- _Exercise goal_
Extract each line bearing the word "text".
■ ■ ■ ■ ■ ■ ■
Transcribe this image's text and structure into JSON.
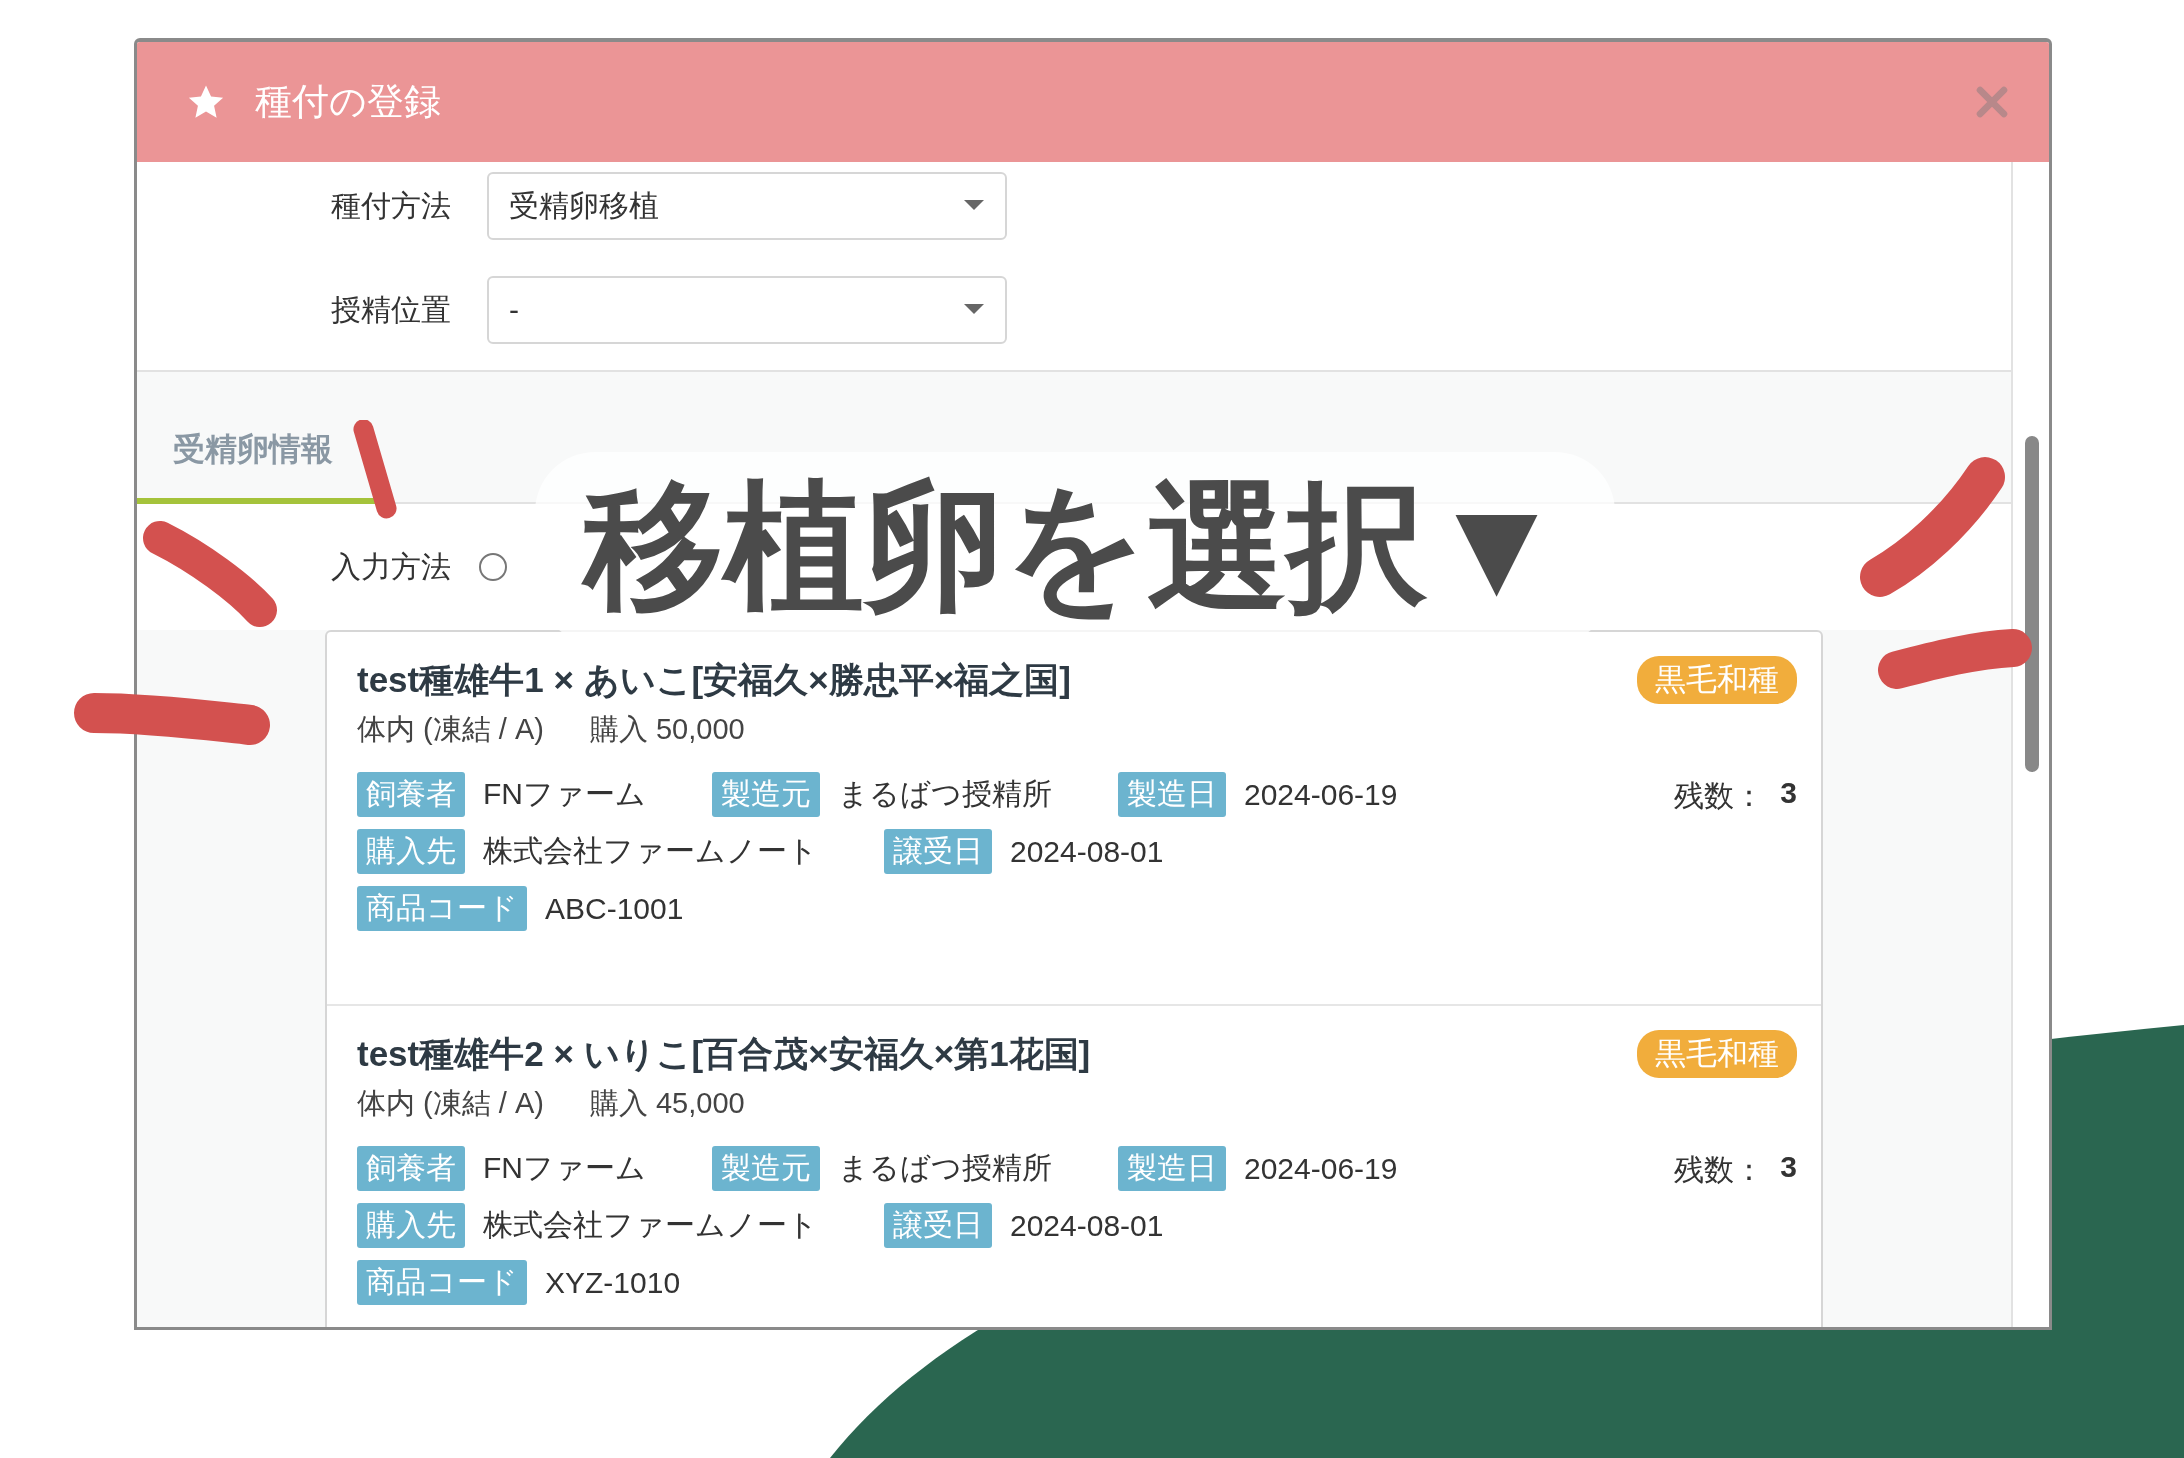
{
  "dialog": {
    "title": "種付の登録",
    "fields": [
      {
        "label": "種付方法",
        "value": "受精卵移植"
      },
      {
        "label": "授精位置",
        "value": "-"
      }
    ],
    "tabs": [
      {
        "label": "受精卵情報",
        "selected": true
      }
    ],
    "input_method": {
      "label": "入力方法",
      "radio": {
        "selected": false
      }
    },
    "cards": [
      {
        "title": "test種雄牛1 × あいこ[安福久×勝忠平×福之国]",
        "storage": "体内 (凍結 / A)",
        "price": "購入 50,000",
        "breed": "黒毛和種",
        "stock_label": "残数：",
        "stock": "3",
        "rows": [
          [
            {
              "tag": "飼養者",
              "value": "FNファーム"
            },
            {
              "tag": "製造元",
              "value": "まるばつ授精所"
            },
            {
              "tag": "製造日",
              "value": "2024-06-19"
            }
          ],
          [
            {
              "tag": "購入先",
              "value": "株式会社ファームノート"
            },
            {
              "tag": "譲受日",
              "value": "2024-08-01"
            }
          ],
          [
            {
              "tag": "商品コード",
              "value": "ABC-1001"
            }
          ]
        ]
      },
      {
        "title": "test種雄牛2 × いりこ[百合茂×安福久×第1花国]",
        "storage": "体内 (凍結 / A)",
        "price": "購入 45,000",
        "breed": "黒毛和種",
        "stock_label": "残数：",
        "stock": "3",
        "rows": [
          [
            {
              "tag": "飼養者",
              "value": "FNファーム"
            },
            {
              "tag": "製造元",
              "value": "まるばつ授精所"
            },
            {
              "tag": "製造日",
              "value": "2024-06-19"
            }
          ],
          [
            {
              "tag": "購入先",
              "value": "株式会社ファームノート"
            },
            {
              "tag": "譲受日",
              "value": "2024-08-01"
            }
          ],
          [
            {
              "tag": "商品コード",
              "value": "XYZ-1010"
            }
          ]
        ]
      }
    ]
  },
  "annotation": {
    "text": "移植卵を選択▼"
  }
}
■ ■ ■ ■ ■ ■ ■
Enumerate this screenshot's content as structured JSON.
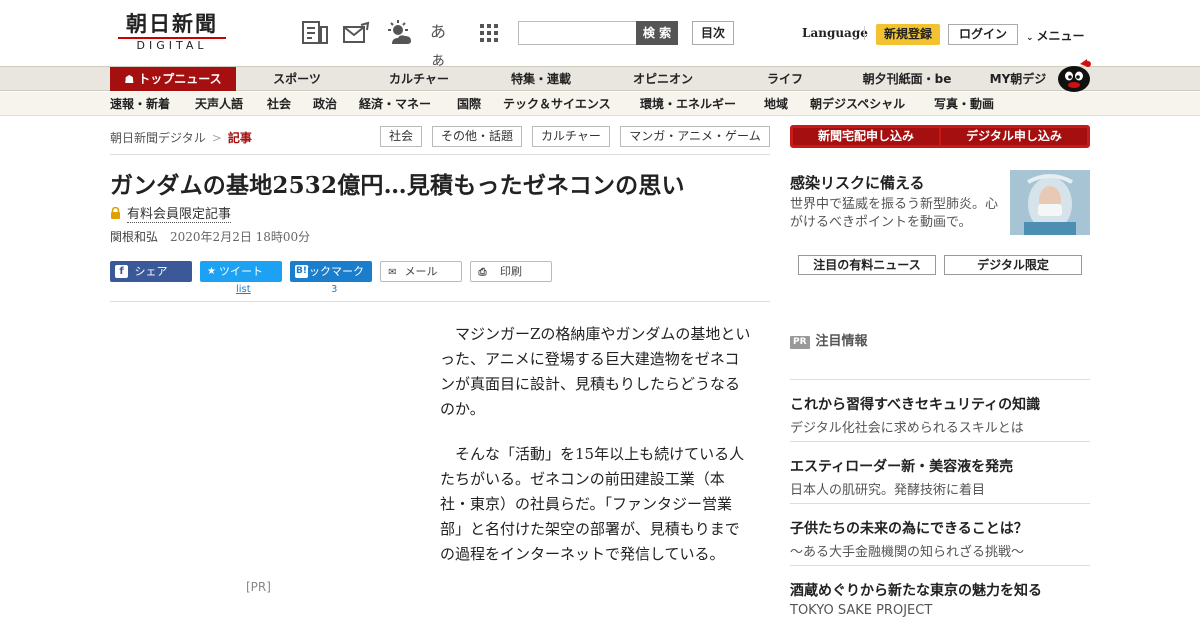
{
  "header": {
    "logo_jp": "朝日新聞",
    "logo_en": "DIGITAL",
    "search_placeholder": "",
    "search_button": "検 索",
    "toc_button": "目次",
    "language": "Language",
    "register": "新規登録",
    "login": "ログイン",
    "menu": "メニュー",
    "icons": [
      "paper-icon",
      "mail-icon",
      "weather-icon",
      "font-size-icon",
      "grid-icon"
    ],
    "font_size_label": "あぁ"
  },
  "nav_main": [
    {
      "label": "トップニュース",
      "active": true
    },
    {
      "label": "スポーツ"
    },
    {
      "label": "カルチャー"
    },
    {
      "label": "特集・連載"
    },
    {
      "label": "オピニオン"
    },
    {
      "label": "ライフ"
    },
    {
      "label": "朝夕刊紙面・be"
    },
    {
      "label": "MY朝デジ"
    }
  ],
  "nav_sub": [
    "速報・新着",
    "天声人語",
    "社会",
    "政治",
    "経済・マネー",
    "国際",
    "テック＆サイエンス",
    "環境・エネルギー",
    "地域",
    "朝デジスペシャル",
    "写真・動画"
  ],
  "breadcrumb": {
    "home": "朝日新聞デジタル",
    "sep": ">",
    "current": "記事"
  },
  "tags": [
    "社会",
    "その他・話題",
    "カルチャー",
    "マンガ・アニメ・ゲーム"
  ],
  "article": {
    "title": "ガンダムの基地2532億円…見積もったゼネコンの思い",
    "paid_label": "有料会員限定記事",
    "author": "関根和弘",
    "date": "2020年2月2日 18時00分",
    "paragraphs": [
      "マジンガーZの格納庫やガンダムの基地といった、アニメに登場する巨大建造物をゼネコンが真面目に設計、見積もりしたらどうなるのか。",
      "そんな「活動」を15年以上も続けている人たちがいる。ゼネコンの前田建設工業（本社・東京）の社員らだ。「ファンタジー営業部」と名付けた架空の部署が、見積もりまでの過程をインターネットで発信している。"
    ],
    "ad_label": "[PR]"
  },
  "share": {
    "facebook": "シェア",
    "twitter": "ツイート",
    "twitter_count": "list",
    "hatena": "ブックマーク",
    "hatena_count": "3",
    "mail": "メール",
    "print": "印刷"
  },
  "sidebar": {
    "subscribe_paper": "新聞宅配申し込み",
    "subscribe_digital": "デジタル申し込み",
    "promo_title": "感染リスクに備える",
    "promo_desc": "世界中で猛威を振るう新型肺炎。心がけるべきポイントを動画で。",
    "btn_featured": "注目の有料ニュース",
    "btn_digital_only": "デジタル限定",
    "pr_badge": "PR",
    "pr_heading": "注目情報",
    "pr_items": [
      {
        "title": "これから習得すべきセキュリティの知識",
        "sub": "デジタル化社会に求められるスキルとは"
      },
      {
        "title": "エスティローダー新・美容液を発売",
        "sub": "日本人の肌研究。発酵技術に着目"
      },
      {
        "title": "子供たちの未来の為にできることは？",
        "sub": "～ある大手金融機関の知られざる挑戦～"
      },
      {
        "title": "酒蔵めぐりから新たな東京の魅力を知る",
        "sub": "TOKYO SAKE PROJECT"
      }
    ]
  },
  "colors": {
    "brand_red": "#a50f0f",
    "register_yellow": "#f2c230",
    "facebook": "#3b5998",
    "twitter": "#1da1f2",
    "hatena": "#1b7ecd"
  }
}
■ ■ ■ ■ ■ ■ ■
- _Written reply_
Transcribe this image's text and structure into JSON.
    "text": "移植卵を選択▼"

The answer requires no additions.